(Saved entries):
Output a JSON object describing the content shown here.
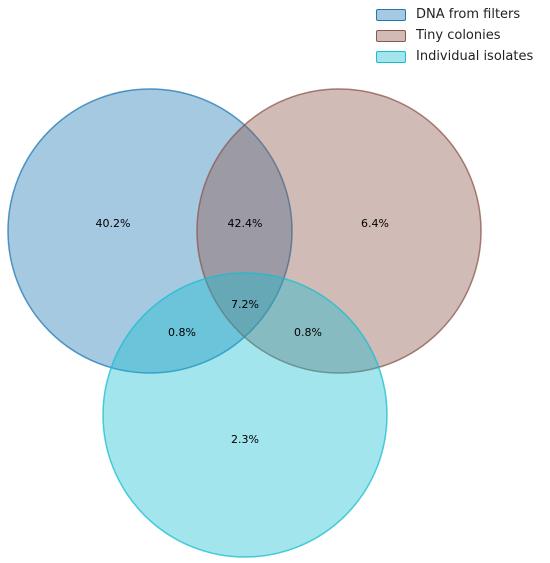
{
  "chart_data": {
    "type": "venn",
    "title": "",
    "sets": [
      {
        "name": "DNA from filters",
        "fill": "#1f77b4",
        "edge": "#1f77b4"
      },
      {
        "name": "Tiny colonies",
        "fill": "#8c564b",
        "edge": "#8c564b"
      },
      {
        "name": "Individual isolates",
        "fill": "#17becf",
        "edge": "#17becf"
      }
    ],
    "regions": [
      {
        "sets": [
          "DNA from filters"
        ],
        "label": "40.2%",
        "value": 40.2
      },
      {
        "sets": [
          "DNA from filters",
          "Tiny colonies"
        ],
        "label": "42.4%",
        "value": 42.4
      },
      {
        "sets": [
          "Tiny colonies"
        ],
        "label": "6.4%",
        "value": 6.4
      },
      {
        "sets": [
          "DNA from filters",
          "Tiny colonies",
          "Individual isolates"
        ],
        "label": "7.2%",
        "value": 7.2
      },
      {
        "sets": [
          "DNA from filters",
          "Individual isolates"
        ],
        "label": "0.8%",
        "value": 0.8
      },
      {
        "sets": [
          "Tiny colonies",
          "Individual isolates"
        ],
        "label": "0.8%",
        "value": 0.8
      },
      {
        "sets": [
          "Individual isolates"
        ],
        "label": "2.3%",
        "value": 2.3
      }
    ],
    "legend_position": "top-right"
  }
}
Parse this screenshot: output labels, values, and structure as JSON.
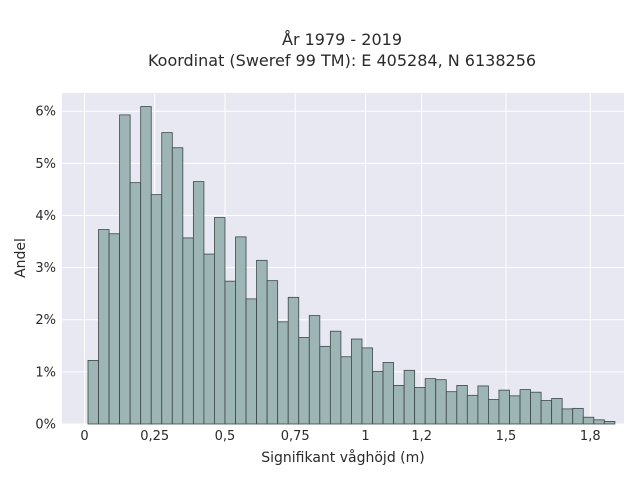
{
  "chart_data": {
    "type": "bar",
    "title_line1": "År 1979 - 2019",
    "title_line2": "Koordinat (Sweref 99 TM): E 405284, N 6138256",
    "xlabel": "Signifikant våghöjd (m)",
    "ylabel": "Andel",
    "bin_width": 0.0375,
    "x_start": 0.0125,
    "xlim": [
      -0.08,
      1.92
    ],
    "ylim": [
      0,
      0.0635
    ],
    "x_ticks": [
      {
        "value": 0,
        "label": "0"
      },
      {
        "value": 0.25,
        "label": "0,25"
      },
      {
        "value": 0.5,
        "label": "0,5"
      },
      {
        "value": 0.75,
        "label": "0,75"
      },
      {
        "value": 1,
        "label": "1"
      },
      {
        "value": 1.2,
        "label": "1,2"
      },
      {
        "value": 1.5,
        "label": "1,5"
      },
      {
        "value": 1.8,
        "label": "1,8"
      }
    ],
    "y_ticks": [
      {
        "value": 0,
        "label": "0%"
      },
      {
        "value": 0.01,
        "label": "1%"
      },
      {
        "value": 0.02,
        "label": "2%"
      },
      {
        "value": 0.03,
        "label": "3%"
      },
      {
        "value": 0.04,
        "label": "4%"
      },
      {
        "value": 0.05,
        "label": "5%"
      },
      {
        "value": 0.06,
        "label": "6%"
      }
    ],
    "values": [
      0.0122,
      0.0373,
      0.0365,
      0.0593,
      0.0463,
      0.0609,
      0.044,
      0.0559,
      0.053,
      0.0357,
      0.0465,
      0.0326,
      0.0396,
      0.0274,
      0.0359,
      0.024,
      0.0314,
      0.0275,
      0.0196,
      0.0243,
      0.0166,
      0.0208,
      0.0149,
      0.0178,
      0.0129,
      0.0163,
      0.0146,
      0.0101,
      0.0118,
      0.0074,
      0.0103,
      0.007,
      0.0087,
      0.0085,
      0.0062,
      0.0074,
      0.0055,
      0.0073,
      0.0047,
      0.0065,
      0.0054,
      0.0066,
      0.0061,
      0.0045,
      0.0049,
      0.0029,
      0.003,
      0.0013,
      0.0008,
      0.0005
    ],
    "grid": true,
    "colors": {
      "bar_fill": "#9db5b5",
      "bar_stroke": "#3b4747",
      "plot_bg": "#e8e8f2",
      "grid": "#ffffff"
    }
  }
}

(Short exercise): Each record should be quoted exactly, with the images omitted.

(The result):
Output a JSON object describing the content shown here.
{
  "chart_data": {
    "type": "venn",
    "title": "",
    "sets": [
      {
        "name": "DNA from filters",
        "fill": "#1f77b4",
        "edge": "#1f77b4"
      },
      {
        "name": "Tiny colonies",
        "fill": "#8c564b",
        "edge": "#8c564b"
      },
      {
        "name": "Individual isolates",
        "fill": "#17becf",
        "edge": "#17becf"
      }
    ],
    "regions": [
      {
        "sets": [
          "DNA from filters"
        ],
        "label": "40.2%",
        "value": 40.2
      },
      {
        "sets": [
          "DNA from filters",
          "Tiny colonies"
        ],
        "label": "42.4%",
        "value": 42.4
      },
      {
        "sets": [
          "Tiny colonies"
        ],
        "label": "6.4%",
        "value": 6.4
      },
      {
        "sets": [
          "DNA from filters",
          "Tiny colonies",
          "Individual isolates"
        ],
        "label": "7.2%",
        "value": 7.2
      },
      {
        "sets": [
          "DNA from filters",
          "Individual isolates"
        ],
        "label": "0.8%",
        "value": 0.8
      },
      {
        "sets": [
          "Tiny colonies",
          "Individual isolates"
        ],
        "label": "0.8%",
        "value": 0.8
      },
      {
        "sets": [
          "Individual isolates"
        ],
        "label": "2.3%",
        "value": 2.3
      }
    ],
    "legend_position": "top-right"
  }
}
Parse this screenshot: output labels, values, and structure as JSON.
{
  "chart_data": {
    "type": "bar",
    "title_line1": "År 1979 - 2019",
    "title_line2": "Koordinat (Sweref 99 TM): E 405284, N 6138256",
    "xlabel": "Signifikant våghöjd (m)",
    "ylabel": "Andel",
    "bin_width": 0.0375,
    "x_start": 0.0125,
    "xlim": [
      -0.08,
      1.92
    ],
    "ylim": [
      0,
      0.0635
    ],
    "x_ticks": [
      {
        "value": 0,
        "label": "0"
      },
      {
        "value": 0.25,
        "label": "0,25"
      },
      {
        "value": 0.5,
        "label": "0,5"
      },
      {
        "value": 0.75,
        "label": "0,75"
      },
      {
        "value": 1,
        "label": "1"
      },
      {
        "value": 1.2,
        "label": "1,2"
      },
      {
        "value": 1.5,
        "label": "1,5"
      },
      {
        "value": 1.8,
        "label": "1,8"
      }
    ],
    "y_ticks": [
      {
        "value": 0,
        "label": "0%"
      },
      {
        "value": 0.01,
        "label": "1%"
      },
      {
        "value": 0.02,
        "label": "2%"
      },
      {
        "value": 0.03,
        "label": "3%"
      },
      {
        "value": 0.04,
        "label": "4%"
      },
      {
        "value": 0.05,
        "label": "5%"
      },
      {
        "value": 0.06,
        "label": "6%"
      }
    ],
    "values": [
      0.0122,
      0.0373,
      0.0365,
      0.0593,
      0.0463,
      0.0609,
      0.044,
      0.0559,
      0.053,
      0.0357,
      0.0465,
      0.0326,
      0.0396,
      0.0274,
      0.0359,
      0.024,
      0.0314,
      0.0275,
      0.0196,
      0.0243,
      0.0166,
      0.0208,
      0.0149,
      0.0178,
      0.0129,
      0.0163,
      0.0146,
      0.0101,
      0.0118,
      0.0074,
      0.0103,
      0.007,
      0.0087,
      0.0085,
      0.0062,
      0.0074,
      0.0055,
      0.0073,
      0.0047,
      0.0065,
      0.0054,
      0.0066,
      0.0061,
      0.0045,
      0.0049,
      0.0029,
      0.003,
      0.0013,
      0.0008,
      0.0005
    ],
    "grid": true,
    "colors": {
      "bar_fill": "#9db5b5",
      "bar_stroke": "#3b4747",
      "plot_bg": "#e8e8f2",
      "grid": "#ffffff"
    }
  }
}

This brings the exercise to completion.